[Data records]
===

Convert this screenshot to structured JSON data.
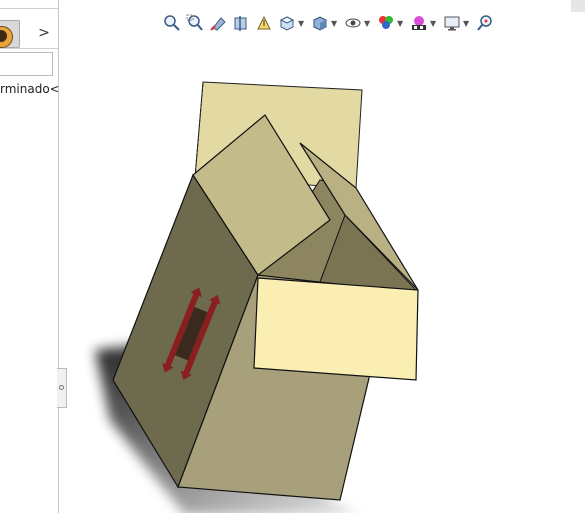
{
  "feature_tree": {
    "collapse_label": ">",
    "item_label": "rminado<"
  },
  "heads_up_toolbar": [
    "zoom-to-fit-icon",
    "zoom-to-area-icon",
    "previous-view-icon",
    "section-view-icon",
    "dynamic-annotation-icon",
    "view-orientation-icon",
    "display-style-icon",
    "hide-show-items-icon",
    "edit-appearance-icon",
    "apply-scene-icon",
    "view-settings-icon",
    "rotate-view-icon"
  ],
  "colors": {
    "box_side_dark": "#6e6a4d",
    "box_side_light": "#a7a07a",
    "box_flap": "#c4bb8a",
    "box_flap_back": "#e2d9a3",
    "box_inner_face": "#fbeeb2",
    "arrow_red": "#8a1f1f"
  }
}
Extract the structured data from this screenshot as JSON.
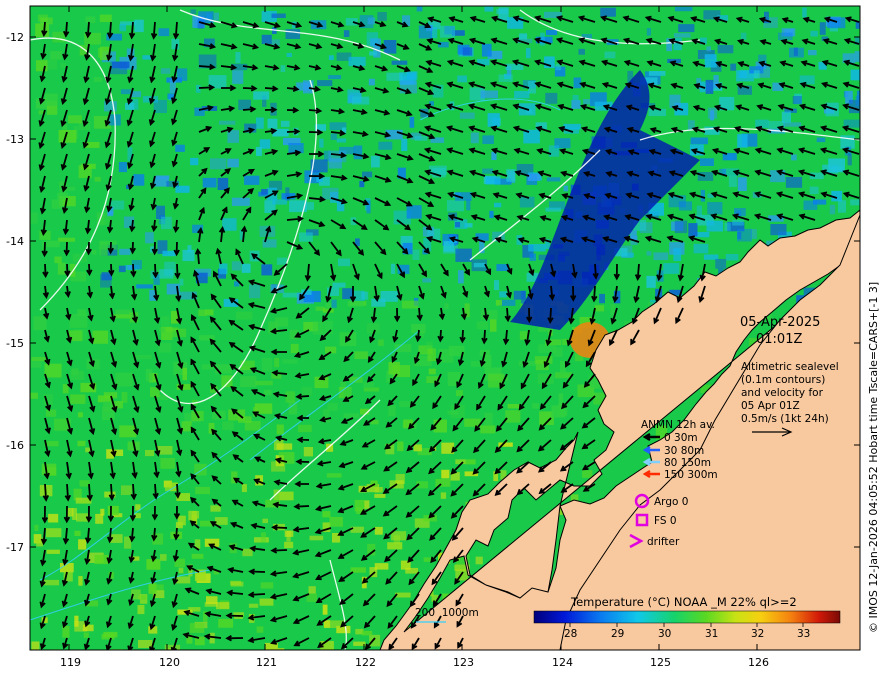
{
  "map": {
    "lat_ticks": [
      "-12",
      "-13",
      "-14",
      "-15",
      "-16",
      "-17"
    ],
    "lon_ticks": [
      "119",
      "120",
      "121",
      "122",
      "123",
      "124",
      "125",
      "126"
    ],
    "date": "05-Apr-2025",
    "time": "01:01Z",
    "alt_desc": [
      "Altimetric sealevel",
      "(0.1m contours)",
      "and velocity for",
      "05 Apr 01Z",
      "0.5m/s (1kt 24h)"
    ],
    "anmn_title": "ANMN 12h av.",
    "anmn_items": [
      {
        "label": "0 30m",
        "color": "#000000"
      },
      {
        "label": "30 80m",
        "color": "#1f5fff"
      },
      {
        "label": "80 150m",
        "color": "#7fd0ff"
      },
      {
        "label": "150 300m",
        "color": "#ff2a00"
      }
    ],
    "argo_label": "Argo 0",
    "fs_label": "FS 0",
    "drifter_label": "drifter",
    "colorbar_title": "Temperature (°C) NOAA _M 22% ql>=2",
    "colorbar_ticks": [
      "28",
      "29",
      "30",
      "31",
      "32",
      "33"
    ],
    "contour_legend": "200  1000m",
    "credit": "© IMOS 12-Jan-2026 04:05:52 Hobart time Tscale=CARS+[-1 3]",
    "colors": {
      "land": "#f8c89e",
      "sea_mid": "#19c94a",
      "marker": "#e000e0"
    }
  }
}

===

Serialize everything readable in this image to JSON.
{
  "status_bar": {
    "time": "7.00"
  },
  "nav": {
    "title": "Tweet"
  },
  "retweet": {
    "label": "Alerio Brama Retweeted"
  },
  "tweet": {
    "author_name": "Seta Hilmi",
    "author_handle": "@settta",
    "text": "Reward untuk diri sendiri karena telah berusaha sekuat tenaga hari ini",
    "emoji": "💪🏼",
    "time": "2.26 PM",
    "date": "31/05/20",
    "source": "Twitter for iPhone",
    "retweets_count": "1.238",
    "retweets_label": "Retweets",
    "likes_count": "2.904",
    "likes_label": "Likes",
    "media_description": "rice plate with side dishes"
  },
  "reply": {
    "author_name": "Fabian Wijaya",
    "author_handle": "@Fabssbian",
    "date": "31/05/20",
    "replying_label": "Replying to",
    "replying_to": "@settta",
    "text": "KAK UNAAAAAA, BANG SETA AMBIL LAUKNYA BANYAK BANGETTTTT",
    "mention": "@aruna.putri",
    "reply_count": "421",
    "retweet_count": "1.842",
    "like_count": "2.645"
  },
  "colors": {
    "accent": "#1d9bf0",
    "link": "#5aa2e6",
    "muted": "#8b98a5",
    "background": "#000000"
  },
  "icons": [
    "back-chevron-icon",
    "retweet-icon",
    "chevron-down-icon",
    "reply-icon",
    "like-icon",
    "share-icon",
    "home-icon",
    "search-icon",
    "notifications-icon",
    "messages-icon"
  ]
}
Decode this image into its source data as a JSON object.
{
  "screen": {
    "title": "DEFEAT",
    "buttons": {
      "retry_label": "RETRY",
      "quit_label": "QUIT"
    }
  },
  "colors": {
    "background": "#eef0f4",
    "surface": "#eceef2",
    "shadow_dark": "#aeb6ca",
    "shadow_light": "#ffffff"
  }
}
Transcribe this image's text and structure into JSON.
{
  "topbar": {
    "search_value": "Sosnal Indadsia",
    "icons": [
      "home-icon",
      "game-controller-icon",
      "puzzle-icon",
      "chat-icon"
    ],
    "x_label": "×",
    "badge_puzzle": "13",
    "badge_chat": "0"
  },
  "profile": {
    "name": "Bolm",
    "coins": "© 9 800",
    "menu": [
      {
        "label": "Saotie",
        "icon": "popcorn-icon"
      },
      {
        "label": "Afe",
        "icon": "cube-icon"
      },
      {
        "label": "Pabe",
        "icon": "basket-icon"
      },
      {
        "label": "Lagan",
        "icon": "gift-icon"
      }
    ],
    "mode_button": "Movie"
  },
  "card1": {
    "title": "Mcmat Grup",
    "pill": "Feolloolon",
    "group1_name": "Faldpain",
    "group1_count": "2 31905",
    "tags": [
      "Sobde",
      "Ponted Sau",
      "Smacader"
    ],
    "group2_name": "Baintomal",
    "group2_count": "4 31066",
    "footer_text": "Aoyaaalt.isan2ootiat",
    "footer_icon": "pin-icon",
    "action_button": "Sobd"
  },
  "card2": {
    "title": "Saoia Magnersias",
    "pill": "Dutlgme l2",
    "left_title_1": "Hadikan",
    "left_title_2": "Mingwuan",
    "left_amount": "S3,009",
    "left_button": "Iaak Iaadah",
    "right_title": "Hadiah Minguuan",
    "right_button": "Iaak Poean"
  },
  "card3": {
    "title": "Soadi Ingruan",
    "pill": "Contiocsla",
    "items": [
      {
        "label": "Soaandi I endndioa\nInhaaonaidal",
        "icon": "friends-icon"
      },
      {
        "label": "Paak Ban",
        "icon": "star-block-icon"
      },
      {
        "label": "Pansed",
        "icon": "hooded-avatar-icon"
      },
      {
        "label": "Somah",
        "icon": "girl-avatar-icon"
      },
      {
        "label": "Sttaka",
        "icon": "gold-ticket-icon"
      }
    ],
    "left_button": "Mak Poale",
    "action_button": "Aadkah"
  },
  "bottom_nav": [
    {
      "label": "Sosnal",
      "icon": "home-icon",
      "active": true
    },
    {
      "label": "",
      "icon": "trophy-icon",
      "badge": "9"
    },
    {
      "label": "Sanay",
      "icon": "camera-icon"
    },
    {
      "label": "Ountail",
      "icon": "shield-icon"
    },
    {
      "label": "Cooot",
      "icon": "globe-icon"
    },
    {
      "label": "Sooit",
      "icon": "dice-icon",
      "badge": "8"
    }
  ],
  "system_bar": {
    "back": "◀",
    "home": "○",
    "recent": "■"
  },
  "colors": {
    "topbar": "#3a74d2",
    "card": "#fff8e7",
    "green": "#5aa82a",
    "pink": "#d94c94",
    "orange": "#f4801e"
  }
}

===

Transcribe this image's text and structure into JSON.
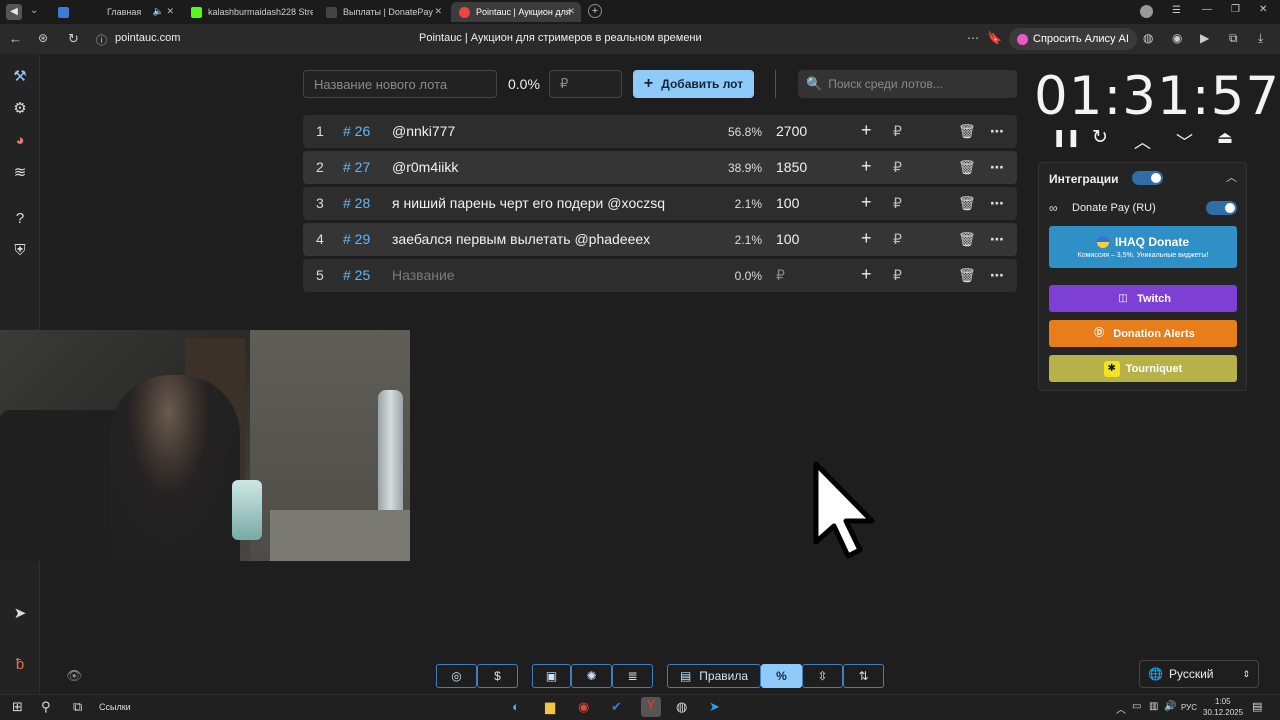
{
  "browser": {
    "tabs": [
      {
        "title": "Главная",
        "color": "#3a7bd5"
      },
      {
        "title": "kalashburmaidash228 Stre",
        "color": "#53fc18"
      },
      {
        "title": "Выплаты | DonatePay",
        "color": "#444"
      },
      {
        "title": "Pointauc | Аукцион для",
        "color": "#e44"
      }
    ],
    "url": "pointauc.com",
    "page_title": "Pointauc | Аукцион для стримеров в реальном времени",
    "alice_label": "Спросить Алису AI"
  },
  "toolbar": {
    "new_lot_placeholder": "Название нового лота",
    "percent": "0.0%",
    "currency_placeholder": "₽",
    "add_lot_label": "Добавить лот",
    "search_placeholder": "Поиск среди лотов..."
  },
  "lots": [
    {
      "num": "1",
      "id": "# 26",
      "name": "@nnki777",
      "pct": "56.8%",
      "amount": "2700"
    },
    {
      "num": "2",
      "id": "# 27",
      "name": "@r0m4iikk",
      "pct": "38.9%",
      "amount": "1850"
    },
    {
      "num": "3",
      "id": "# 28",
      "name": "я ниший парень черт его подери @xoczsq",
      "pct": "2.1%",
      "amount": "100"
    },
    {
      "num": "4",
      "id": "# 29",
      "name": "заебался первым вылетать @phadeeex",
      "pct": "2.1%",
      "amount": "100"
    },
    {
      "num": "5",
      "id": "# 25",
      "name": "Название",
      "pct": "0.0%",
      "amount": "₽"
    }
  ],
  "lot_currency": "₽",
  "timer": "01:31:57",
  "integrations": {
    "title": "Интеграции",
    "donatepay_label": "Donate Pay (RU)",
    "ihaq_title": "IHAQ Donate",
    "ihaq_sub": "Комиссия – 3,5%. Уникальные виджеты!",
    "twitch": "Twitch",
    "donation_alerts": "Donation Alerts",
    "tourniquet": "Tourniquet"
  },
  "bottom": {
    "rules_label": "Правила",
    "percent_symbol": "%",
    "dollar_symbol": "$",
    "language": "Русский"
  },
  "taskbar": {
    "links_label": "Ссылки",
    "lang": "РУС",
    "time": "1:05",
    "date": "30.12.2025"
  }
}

===

| Stated exercise |
Counting only lines of the data above that hold "JSON", report the total and nothing else.

| Answer to the problem |
6